WORK TO DO:
Gather each line of the entries below that includes "this".

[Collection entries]

○ ○ ○ ○ ○ ○ ○

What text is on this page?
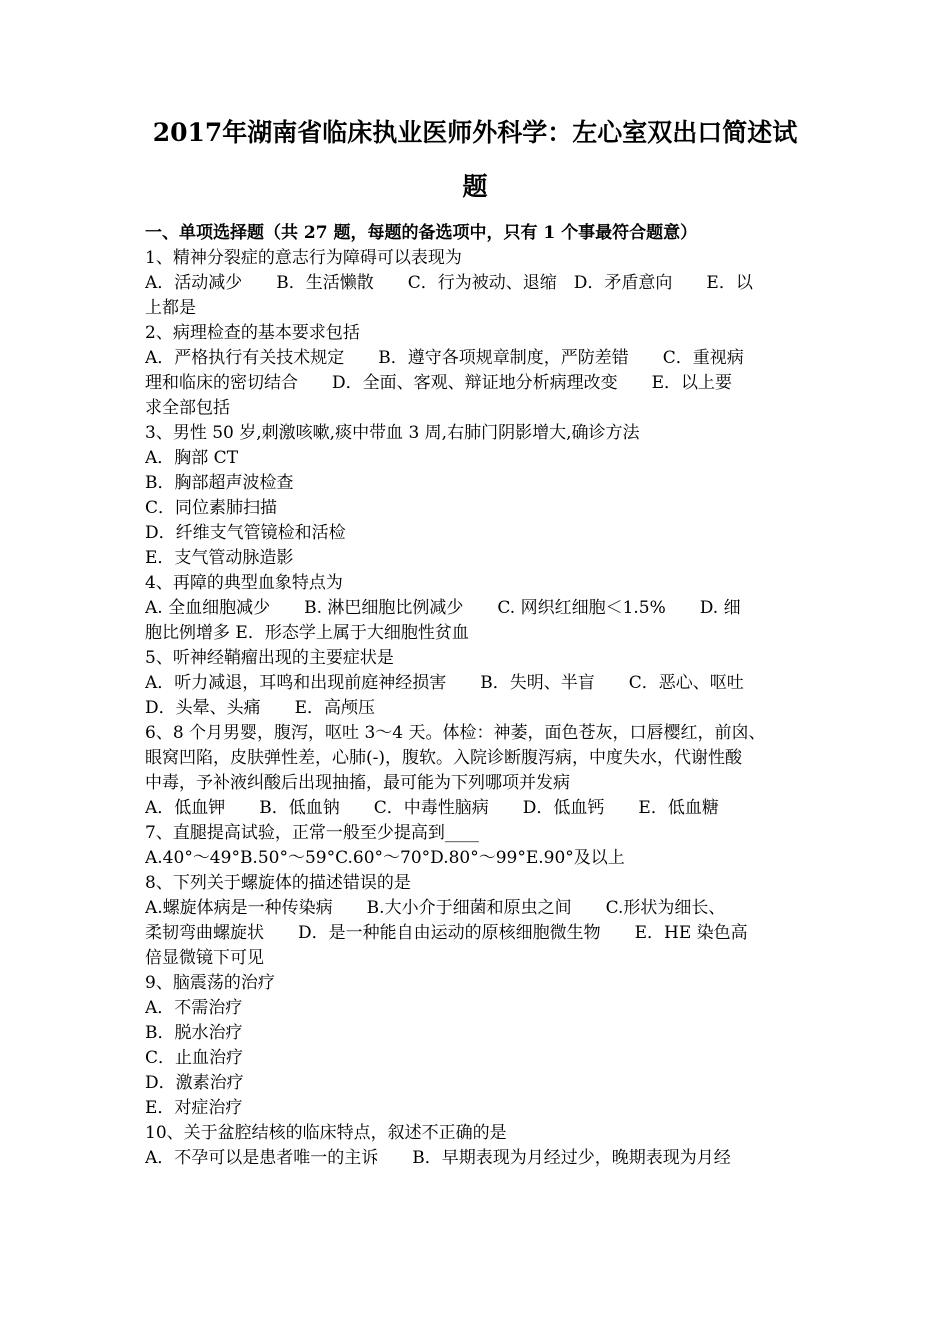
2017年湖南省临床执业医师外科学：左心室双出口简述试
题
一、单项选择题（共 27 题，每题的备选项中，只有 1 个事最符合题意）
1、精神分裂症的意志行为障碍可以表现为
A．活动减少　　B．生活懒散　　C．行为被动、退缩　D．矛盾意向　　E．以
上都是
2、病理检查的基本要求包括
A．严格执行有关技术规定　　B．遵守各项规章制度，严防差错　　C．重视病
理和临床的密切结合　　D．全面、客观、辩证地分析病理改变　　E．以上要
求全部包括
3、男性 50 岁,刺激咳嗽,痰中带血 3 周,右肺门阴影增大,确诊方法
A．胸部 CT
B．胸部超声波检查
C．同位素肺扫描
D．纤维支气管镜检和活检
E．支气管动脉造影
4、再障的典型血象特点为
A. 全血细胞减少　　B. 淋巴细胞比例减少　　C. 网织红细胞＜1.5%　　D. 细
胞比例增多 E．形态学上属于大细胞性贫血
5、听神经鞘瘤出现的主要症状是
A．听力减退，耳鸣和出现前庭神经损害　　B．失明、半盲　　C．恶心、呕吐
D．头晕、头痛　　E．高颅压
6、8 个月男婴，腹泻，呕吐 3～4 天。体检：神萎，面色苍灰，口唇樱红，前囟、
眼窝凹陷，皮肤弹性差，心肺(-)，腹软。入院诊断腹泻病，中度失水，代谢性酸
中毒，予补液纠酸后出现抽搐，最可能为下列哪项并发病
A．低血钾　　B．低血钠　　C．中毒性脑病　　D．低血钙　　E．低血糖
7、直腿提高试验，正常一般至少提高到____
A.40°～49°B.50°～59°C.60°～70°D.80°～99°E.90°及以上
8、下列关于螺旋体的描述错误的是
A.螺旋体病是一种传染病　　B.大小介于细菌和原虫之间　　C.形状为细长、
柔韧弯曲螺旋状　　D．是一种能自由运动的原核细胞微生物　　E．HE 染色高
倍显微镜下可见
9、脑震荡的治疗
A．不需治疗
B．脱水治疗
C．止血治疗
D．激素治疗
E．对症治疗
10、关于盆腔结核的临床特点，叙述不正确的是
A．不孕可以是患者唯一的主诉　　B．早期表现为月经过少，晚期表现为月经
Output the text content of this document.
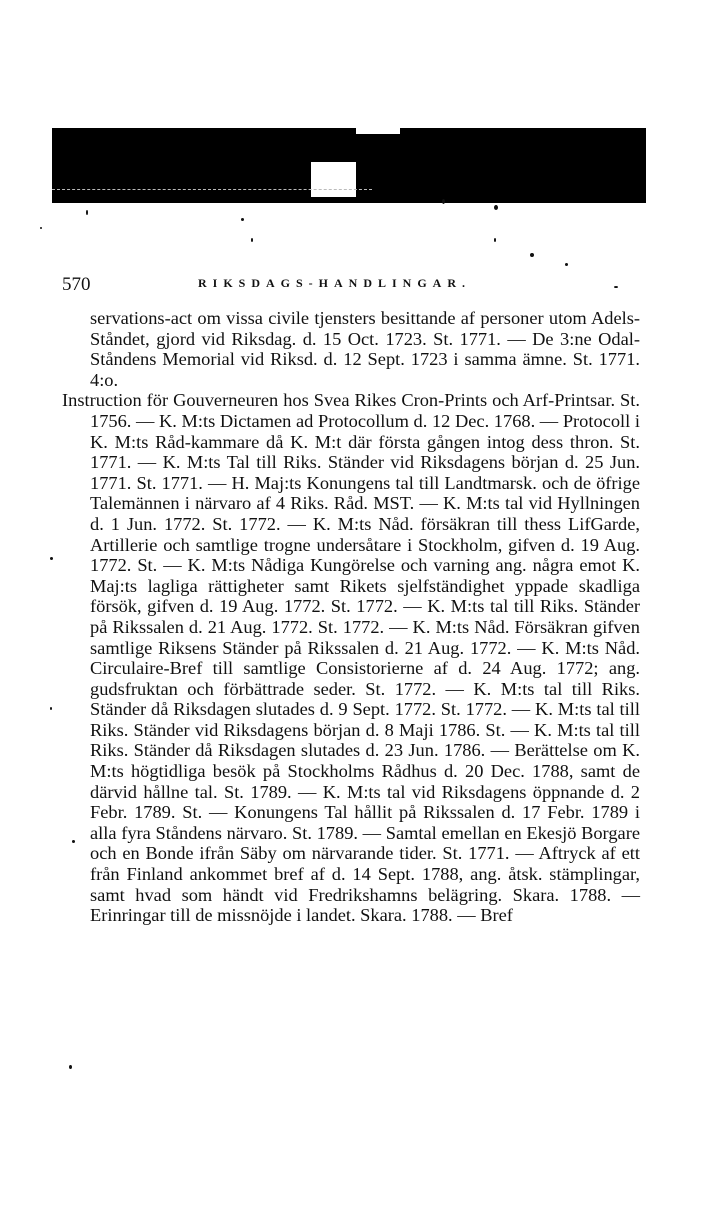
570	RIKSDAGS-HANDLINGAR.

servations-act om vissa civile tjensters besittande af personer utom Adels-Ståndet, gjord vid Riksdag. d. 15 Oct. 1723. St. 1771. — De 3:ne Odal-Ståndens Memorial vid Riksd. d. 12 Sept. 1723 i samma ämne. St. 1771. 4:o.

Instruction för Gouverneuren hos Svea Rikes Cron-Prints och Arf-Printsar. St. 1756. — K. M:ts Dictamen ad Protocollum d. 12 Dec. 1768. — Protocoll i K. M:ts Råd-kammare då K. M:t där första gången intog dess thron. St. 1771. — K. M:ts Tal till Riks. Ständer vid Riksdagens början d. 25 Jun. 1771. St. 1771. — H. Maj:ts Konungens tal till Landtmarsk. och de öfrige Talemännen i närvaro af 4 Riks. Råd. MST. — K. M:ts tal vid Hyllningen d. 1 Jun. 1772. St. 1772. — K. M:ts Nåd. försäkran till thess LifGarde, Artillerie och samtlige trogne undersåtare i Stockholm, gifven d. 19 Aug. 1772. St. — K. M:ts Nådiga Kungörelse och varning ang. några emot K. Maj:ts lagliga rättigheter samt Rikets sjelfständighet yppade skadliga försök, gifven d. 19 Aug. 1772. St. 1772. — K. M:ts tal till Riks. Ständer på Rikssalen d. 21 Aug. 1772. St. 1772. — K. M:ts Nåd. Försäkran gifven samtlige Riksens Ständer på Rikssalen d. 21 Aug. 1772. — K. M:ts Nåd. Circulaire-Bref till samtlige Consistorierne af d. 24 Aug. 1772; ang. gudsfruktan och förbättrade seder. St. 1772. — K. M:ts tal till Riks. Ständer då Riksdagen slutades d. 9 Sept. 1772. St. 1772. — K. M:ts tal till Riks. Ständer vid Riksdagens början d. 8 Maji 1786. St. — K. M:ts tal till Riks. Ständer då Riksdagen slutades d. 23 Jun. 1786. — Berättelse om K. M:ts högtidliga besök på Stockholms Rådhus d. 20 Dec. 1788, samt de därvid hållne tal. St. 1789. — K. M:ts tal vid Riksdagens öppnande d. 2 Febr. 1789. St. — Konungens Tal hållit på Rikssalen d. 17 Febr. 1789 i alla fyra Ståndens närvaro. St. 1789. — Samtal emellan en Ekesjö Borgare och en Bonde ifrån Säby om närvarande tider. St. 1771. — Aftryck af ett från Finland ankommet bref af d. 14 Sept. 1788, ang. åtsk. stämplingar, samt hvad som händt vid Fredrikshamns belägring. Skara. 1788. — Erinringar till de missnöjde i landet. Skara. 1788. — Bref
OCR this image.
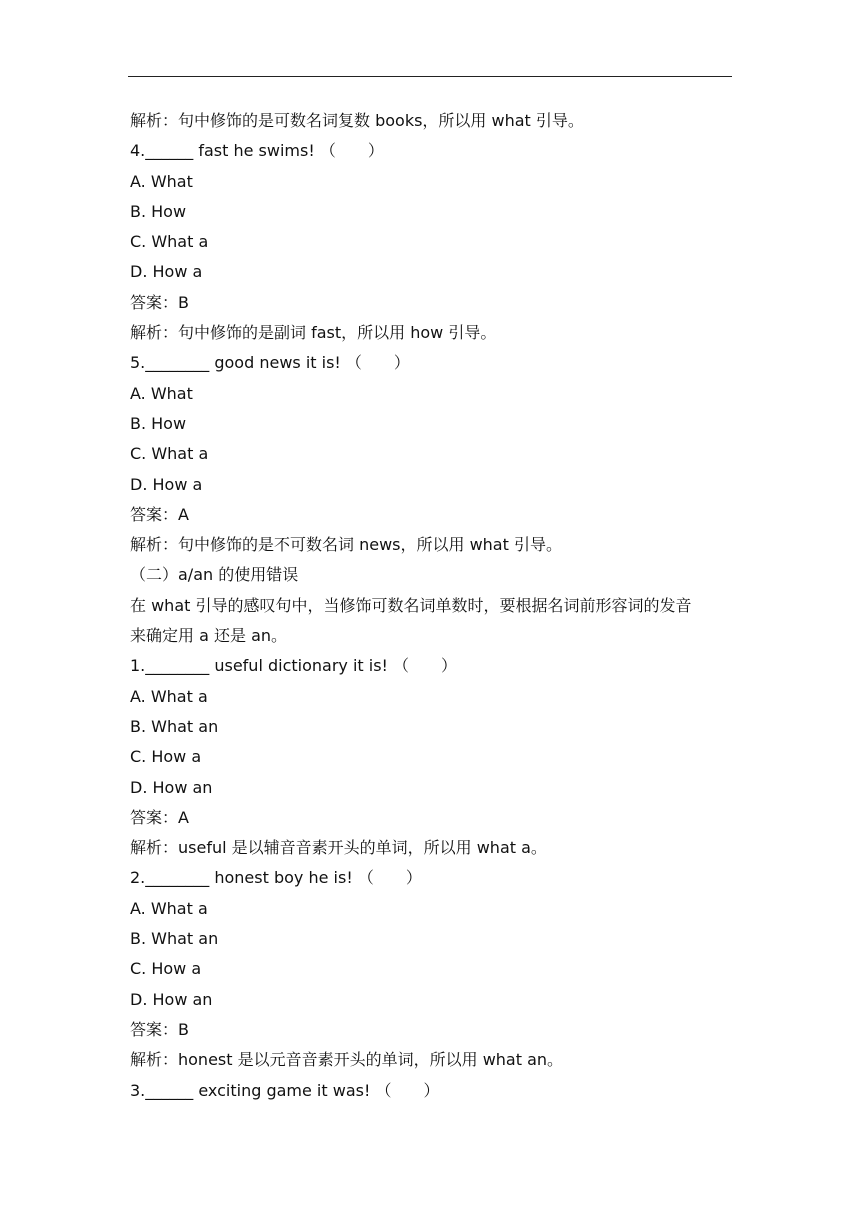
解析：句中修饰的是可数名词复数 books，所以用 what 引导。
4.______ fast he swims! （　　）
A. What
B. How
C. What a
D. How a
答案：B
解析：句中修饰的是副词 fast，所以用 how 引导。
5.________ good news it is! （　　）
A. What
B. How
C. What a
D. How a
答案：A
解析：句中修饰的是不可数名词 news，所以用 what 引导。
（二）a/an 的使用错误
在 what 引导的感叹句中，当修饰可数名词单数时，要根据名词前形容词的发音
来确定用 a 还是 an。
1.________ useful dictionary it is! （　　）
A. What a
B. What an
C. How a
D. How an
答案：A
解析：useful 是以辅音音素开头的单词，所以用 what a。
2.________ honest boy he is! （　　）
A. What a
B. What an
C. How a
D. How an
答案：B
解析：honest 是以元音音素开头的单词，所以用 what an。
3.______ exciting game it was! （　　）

○ ○ ○ ○ ○ ○ ○

COMPLETE OUTPUT:
What text is on this page?
Output the text content of this document.
OCR this image.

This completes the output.